• **A run of records**:
** start **
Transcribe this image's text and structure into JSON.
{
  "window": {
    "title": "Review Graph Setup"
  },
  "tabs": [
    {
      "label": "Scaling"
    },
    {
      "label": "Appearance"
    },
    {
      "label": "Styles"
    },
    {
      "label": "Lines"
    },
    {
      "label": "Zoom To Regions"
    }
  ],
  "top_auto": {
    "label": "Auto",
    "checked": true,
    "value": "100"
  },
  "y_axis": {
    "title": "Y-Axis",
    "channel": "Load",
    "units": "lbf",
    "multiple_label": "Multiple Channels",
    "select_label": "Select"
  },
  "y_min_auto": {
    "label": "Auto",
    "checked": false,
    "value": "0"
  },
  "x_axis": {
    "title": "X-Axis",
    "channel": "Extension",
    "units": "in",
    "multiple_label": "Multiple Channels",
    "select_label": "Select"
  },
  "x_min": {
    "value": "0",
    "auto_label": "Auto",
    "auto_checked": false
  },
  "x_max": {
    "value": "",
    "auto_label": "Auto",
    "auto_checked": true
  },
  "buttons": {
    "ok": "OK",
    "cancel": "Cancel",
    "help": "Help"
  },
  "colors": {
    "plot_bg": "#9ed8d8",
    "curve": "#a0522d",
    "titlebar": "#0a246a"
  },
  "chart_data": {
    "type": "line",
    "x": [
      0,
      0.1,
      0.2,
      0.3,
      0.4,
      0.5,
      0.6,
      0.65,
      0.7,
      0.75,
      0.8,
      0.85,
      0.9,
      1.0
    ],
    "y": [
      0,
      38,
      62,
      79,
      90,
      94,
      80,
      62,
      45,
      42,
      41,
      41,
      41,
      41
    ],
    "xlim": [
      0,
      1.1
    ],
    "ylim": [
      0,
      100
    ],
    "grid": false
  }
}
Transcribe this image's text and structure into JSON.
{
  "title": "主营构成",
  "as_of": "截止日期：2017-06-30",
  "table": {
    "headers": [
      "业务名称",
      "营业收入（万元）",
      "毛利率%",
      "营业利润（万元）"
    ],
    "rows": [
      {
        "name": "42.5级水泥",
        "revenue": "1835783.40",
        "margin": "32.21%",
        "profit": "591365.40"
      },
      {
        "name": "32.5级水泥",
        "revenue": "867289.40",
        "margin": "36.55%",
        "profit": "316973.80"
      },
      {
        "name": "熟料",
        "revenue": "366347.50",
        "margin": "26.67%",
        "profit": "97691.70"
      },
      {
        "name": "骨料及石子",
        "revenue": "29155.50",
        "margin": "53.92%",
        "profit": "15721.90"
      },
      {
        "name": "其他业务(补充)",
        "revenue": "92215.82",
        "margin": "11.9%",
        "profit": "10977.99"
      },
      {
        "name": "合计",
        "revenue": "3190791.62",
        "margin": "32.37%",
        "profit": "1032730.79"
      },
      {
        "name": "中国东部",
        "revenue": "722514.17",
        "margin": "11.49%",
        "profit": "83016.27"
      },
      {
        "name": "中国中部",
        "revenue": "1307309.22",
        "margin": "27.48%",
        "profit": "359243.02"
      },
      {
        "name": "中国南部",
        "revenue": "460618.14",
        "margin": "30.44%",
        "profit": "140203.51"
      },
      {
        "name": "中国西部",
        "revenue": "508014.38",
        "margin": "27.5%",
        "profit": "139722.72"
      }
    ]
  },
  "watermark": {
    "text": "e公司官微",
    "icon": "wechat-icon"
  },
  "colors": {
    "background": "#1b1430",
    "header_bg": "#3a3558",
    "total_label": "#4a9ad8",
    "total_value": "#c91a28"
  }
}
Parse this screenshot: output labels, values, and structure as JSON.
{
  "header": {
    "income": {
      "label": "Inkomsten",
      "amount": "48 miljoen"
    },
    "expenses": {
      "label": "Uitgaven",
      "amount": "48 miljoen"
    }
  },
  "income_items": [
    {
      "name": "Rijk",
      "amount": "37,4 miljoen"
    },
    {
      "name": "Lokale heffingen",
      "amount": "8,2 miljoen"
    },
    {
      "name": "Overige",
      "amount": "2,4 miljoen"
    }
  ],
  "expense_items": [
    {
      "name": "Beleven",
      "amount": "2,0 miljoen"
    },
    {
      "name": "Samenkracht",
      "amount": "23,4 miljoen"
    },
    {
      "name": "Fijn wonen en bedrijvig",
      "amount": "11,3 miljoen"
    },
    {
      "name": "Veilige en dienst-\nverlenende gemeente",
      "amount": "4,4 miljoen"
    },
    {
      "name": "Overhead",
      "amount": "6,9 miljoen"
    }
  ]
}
** end **
• **Given instruction**: The lines to reproduce run from the one that contains "Parse this screenshot: output" through the last line above; copy them exactly.

• **Correct answer**:
Parse this screenshot: output labels, values, and structure as JSON.
{
  "header": {
    "income": {
      "label": "Inkomsten",
      "amount": "48 miljoen"
    },
    "expenses": {
      "label": "Uitgaven",
      "amount": "48 miljoen"
    }
  },
  "income_items": [
    {
      "name": "Rijk",
      "amount": "37,4 miljoen"
    },
    {
      "name": "Lokale heffingen",
      "amount": "8,2 miljoen"
    },
    {
      "name": "Overige",
      "amount": "2,4 miljoen"
    }
  ],
  "expense_items": [
    {
      "name": "Beleven",
      "amount": "2,0 miljoen"
    },
    {
      "name": "Samenkracht",
      "amount": "23,4 miljoen"
    },
    {
      "name": "Fijn wonen en bedrijvig",
      "amount": "11,3 miljoen"
    },
    {
      "name": "Veilige en dienst-\nverlenende gemeente",
      "amount": "4,4 miljoen"
    },
    {
      "name": "Overhead",
      "amount": "6,9 miljoen"
    }
  ]
}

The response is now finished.